** start **
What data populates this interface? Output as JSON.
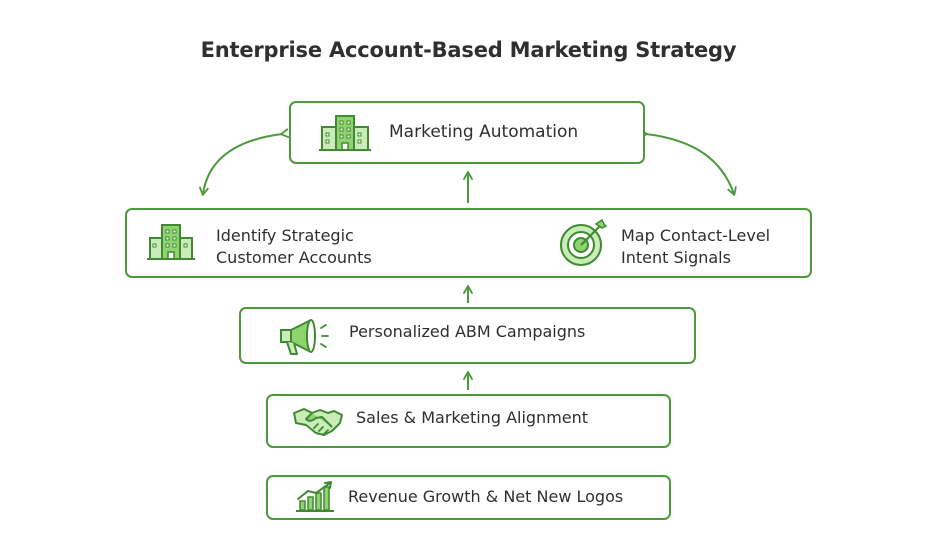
{
  "title": "Enterprise Account-Based Marketing Strategy",
  "nodes": {
    "marketing_automation": "Marketing Automation",
    "identify_accounts_line1": "Identify Strategic",
    "identify_accounts_line2": "Customer Accounts",
    "intent_signals_line1": "Map Contact-Level",
    "intent_signals_line2": "Intent Signals",
    "abm_campaigns": "Personalized ABM Campaigns",
    "alignment": "Sales & Marketing Alignment",
    "revenue": "Revenue Growth & Net New Logos"
  },
  "colors": {
    "accent": "#4c9a3c",
    "icon_fill": "#8fd36f",
    "text": "#2f2f2f"
  },
  "icons": [
    "building-icon",
    "building-icon",
    "target-icon",
    "megaphone-icon",
    "handshake-icon",
    "growth-chart-icon"
  ]
}
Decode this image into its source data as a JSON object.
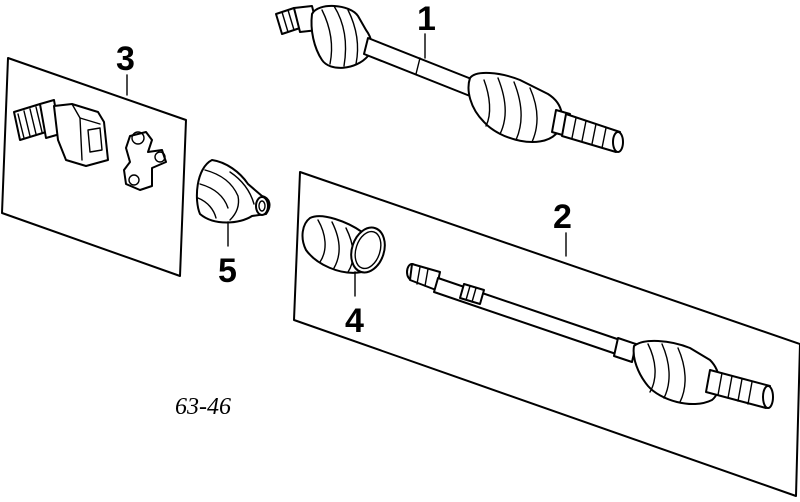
{
  "callouts": {
    "c1": "1",
    "c2": "2",
    "c3": "3",
    "c4": "4",
    "c5": "5"
  },
  "figure_code": "63-46"
}
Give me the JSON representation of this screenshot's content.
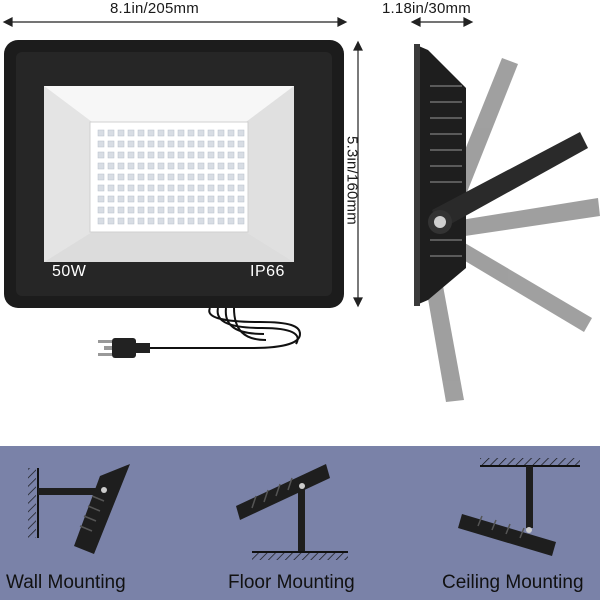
{
  "dimensions": {
    "width": "8.1in/205mm",
    "depth": "1.18in/30mm",
    "height": "5.3in/160mm"
  },
  "lamp": {
    "power": "50W",
    "rating": "IP66"
  },
  "mounting": {
    "wall": "Wall Mounting",
    "floor": "Floor Mounting",
    "ceiling": "Ceiling Mounting"
  },
  "colors": {
    "housing": "#1c1c1c",
    "panel": "#f2f2f2",
    "band": "#7a82a8",
    "arm_ghost": "#8f8f8f"
  }
}
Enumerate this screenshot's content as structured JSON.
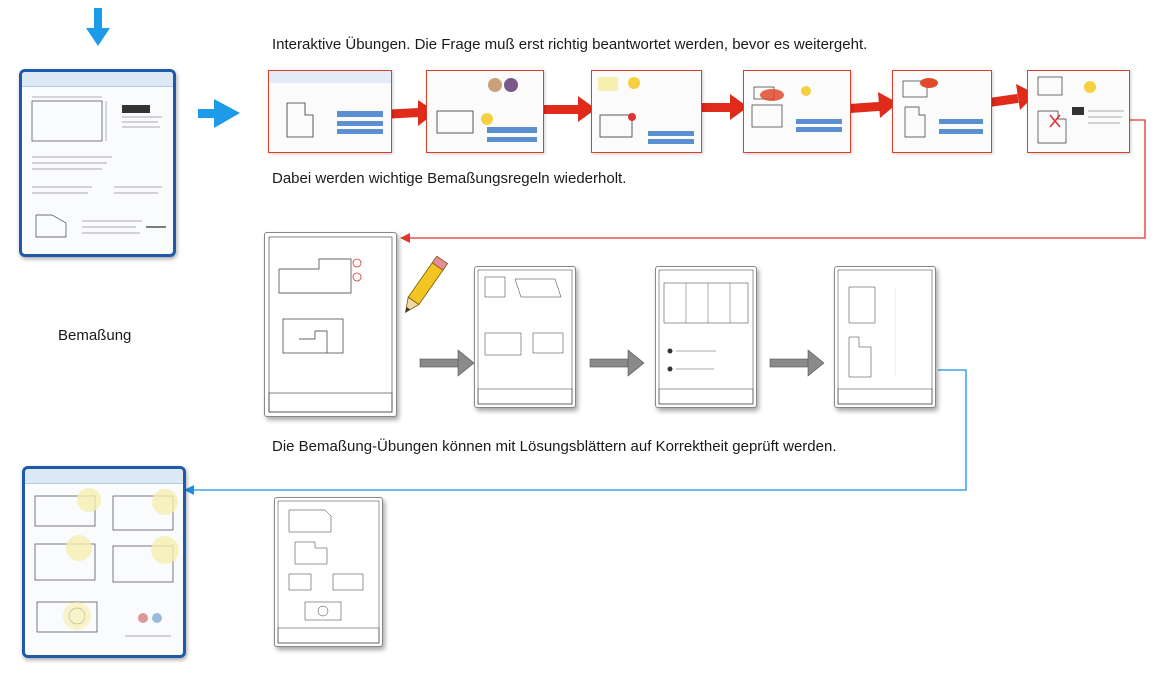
{
  "captions": {
    "interactive": "Interaktive Übungen. Die Frage muß erst richtig beantwortet werden, bevor es weitergeht.",
    "rules": "Dabei werden wichtige Bemaßungsregeln wiederholt.",
    "dimensioning": "Bemaßung",
    "solutions": "Die Bemaßung-Übungen können mit Lösungsblättern auf Korrektheit geprüft werden."
  },
  "colors": {
    "blue_arrow": "#1e9be8",
    "red_arrow": "#e02a1a",
    "tablet_border": "#1f5aa8",
    "connector_red": "#e0352a",
    "connector_blue": "#1e8fe0",
    "gray_arrow": "#8a8a8a"
  },
  "icons": [
    "down-arrow-icon",
    "right-arrow-icon",
    "pencil-icon"
  ]
}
** end **
> [What is required] Exclude the pictures. Write out the remaining data exactly.

> [Exercise output]
What data populates this interface? Output as JSON.
{
  "title": "Enterprise Account-Based Marketing Strategy",
  "nodes": {
    "marketing_automation": "Marketing Automation",
    "identify_accounts_line1": "Identify Strategic",
    "identify_accounts_line2": "Customer Accounts",
    "intent_signals_line1": "Map Contact-Level",
    "intent_signals_line2": "Intent Signals",
    "abm_campaigns": "Personalized ABM Campaigns",
    "alignment": "Sales & Marketing Alignment",
    "revenue": "Revenue Growth & Net New Logos"
  },
  "colors": {
    "accent": "#4c9a3c",
    "icon_fill": "#8fd36f",
    "text": "#2f2f2f"
  },
  "icons": [
    "building-icon",
    "building-icon",
    "target-icon",
    "megaphone-icon",
    "handshake-icon",
    "growth-chart-icon"
  ]
}
Decode this image into its source data as a JSON object.
{
  "callouts": {
    "c1": "1",
    "c2": "2",
    "c3": "3",
    "c4": "4",
    "c5": "5"
  },
  "figure_code": "63-46"
}
Give me the JSON representation of this screenshot's content.
{
  "dimensions": {
    "width": "8.1in/205mm",
    "depth": "1.18in/30mm",
    "height": "5.3in/160mm"
  },
  "lamp": {
    "power": "50W",
    "rating": "IP66"
  },
  "mounting": {
    "wall": "Wall Mounting",
    "floor": "Floor Mounting",
    "ceiling": "Ceiling Mounting"
  },
  "colors": {
    "housing": "#1c1c1c",
    "panel": "#f2f2f2",
    "band": "#7a82a8",
    "arm_ghost": "#8f8f8f"
  }
}
Enumerate this screenshot's content as structured JSON.
{
  "captions": {
    "interactive": "Interaktive Übungen. Die Frage muß erst richtig beantwortet werden, bevor es weitergeht.",
    "rules": "Dabei werden wichtige Bemaßungsregeln wiederholt.",
    "dimensioning": "Bemaßung",
    "solutions": "Die Bemaßung-Übungen können mit Lösungsblättern auf Korrektheit geprüft werden."
  },
  "colors": {
    "blue_arrow": "#1e9be8",
    "red_arrow": "#e02a1a",
    "tablet_border": "#1f5aa8",
    "connector_red": "#e0352a",
    "connector_blue": "#1e8fe0",
    "gray_arrow": "#8a8a8a"
  },
  "icons": [
    "down-arrow-icon",
    "right-arrow-icon",
    "pencil-icon"
  ]
}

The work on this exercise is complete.